#### Problem:
Copy, from the entries below, each line in which the string "icon" appears.

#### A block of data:
*****
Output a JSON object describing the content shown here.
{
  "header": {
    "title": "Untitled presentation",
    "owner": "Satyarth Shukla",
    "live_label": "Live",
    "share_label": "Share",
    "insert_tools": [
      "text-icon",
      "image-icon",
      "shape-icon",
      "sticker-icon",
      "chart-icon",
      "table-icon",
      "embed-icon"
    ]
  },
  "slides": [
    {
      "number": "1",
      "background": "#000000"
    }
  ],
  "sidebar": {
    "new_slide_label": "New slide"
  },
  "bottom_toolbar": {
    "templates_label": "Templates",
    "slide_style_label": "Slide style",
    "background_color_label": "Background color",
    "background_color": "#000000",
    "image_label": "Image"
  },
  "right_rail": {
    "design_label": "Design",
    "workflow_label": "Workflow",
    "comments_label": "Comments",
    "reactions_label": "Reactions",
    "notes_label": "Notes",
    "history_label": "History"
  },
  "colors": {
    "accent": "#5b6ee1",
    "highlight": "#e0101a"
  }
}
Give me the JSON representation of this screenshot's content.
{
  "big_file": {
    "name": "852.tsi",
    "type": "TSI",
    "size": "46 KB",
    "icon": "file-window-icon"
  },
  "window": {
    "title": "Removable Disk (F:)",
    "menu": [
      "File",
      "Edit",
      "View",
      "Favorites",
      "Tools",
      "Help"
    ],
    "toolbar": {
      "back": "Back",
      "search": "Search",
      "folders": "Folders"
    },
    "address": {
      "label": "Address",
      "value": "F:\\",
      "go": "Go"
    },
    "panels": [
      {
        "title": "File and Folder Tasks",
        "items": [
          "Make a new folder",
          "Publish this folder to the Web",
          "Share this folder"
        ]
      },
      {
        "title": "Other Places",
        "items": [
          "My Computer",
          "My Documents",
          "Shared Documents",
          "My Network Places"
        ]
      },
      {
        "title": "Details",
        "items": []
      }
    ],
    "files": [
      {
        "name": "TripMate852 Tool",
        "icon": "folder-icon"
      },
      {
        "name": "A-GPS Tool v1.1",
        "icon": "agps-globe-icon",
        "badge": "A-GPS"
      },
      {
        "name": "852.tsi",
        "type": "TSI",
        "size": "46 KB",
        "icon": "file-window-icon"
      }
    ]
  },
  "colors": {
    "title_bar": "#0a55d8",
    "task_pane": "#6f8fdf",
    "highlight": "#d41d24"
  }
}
*****
#### Completed exercise:
      "text-icon",
      "image-icon",
      "shape-icon",
      "sticker-icon",
      "chart-icon",
      "table-icon",
      "embed-icon"
    "icon": "file-window-icon"
        "icon": "folder-icon"
        "icon": "agps-globe-icon",
        "icon": "file-window-icon"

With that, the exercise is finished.